*Collected data:*
::::::

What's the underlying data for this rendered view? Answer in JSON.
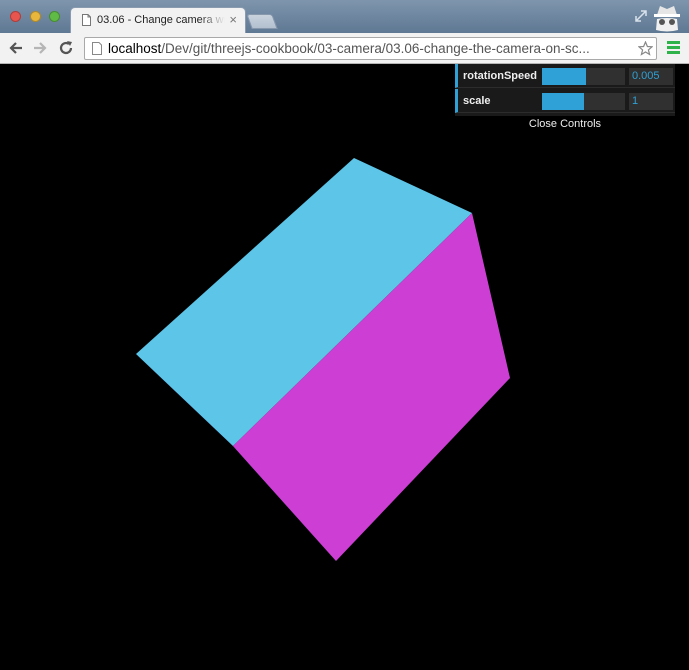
{
  "browser": {
    "tab_title": "03.06 - Change camera wi",
    "url_host": "localhost",
    "url_path": "/Dev/git/threejs-cookbook/03-camera/03.06-change-the-camera-on-sc..."
  },
  "gui": {
    "controls": [
      {
        "label": "rotationSpeed",
        "value": "0.005",
        "slider_fraction": 0.53
      },
      {
        "label": "scale",
        "value": "1",
        "slider_fraction": 0.5
      }
    ],
    "close_label": "Close Controls",
    "accent_color": "#2fa1d6"
  },
  "scene": {
    "background": "#000000",
    "cube_colors": {
      "top": "#5cc5e8",
      "front": "#cd3fd4",
      "side": "#2b1aa0"
    }
  }
}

::::::

Reproduce every line above as written, skipping pictures.

*Response to this exercise:*
What's the underlying data for this rendered view? Answer in JSON.
{
  "browser": {
    "tab_title": "03.06 - Change camera wi",
    "url_host": "localhost",
    "url_path": "/Dev/git/threejs-cookbook/03-camera/03.06-change-the-camera-on-sc..."
  },
  "gui": {
    "controls": [
      {
        "label": "rotationSpeed",
        "value": "0.005",
        "slider_fraction": 0.53
      },
      {
        "label": "scale",
        "value": "1",
        "slider_fraction": 0.5
      }
    ],
    "close_label": "Close Controls",
    "accent_color": "#2fa1d6"
  },
  "scene": {
    "background": "#000000",
    "cube_colors": {
      "top": "#5cc5e8",
      "front": "#cd3fd4",
      "side": "#2b1aa0"
    }
  }
}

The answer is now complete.